▶ **Directions**
Repeat each entry in full, exactly.
++++ Stored records
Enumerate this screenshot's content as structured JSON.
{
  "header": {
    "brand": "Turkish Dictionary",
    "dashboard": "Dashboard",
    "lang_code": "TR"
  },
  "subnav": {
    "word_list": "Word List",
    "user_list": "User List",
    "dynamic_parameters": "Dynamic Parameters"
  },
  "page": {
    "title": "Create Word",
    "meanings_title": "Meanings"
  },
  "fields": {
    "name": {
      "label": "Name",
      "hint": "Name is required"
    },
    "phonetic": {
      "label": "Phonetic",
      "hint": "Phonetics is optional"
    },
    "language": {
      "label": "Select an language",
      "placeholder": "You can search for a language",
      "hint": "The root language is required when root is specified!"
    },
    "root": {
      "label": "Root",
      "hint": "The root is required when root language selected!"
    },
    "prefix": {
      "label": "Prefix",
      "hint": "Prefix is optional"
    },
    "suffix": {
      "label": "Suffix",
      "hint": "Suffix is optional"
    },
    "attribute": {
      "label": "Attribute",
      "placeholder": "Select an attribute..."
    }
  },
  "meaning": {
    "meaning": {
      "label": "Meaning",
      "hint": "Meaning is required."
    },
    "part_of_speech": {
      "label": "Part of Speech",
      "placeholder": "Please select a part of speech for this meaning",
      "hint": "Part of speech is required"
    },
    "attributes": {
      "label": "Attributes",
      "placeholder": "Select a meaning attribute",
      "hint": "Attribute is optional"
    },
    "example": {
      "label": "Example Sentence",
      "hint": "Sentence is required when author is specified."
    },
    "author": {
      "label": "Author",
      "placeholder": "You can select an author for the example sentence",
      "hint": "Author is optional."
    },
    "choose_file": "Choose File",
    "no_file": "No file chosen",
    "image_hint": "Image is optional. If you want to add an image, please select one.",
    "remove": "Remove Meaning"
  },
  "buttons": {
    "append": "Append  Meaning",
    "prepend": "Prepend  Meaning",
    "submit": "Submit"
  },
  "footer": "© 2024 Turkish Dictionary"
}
++++++++
▶ **Correct output**
Enumerate this screenshot's content as structured JSON.
{
  "header": {
    "brand": "Turkish Dictionary",
    "dashboard": "Dashboard",
    "lang_code": "TR"
  },
  "subnav": {
    "word_list": "Word List",
    "user_list": "User List",
    "dynamic_parameters": "Dynamic Parameters"
  },
  "page": {
    "title": "Create Word",
    "meanings_title": "Meanings"
  },
  "fields": {
    "name": {
      "label": "Name",
      "hint": "Name is required"
    },
    "phonetic": {
      "label": "Phonetic",
      "hint": "Phonetics is optional"
    },
    "language": {
      "label": "Select an language",
      "placeholder": "You can search for a language",
      "hint": "The root language is required when root is specified!"
    },
    "root": {
      "label": "Root",
      "hint": "The root is required when root language selected!"
    },
    "prefix": {
      "label": "Prefix",
      "hint": "Prefix is optional"
    },
    "suffix": {
      "label": "Suffix",
      "hint": "Suffix is optional"
    },
    "attribute": {
      "label": "Attribute",
      "placeholder": "Select an attribute..."
    }
  },
  "meaning": {
    "meaning": {
      "label": "Meaning",
      "hint": "Meaning is required."
    },
    "part_of_speech": {
      "label": "Part of Speech",
      "placeholder": "Please select a part of speech for this meaning",
      "hint": "Part of speech is required"
    },
    "attributes": {
      "label": "Attributes",
      "placeholder": "Select a meaning attribute",
      "hint": "Attribute is optional"
    },
    "example": {
      "label": "Example Sentence",
      "hint": "Sentence is required when author is specified."
    },
    "author": {
      "label": "Author",
      "placeholder": "You can select an author for the example sentence",
      "hint": "Author is optional."
    },
    "choose_file": "Choose File",
    "no_file": "No file chosen",
    "image_hint": "Image is optional. If you want to add an image, please select one.",
    "remove": "Remove Meaning"
  },
  "buttons": {
    "append": "Append  Meaning",
    "prepend": "Prepend  Meaning",
    "submit": "Submit"
  },
  "footer": "© 2024 Turkish Dictionary"
}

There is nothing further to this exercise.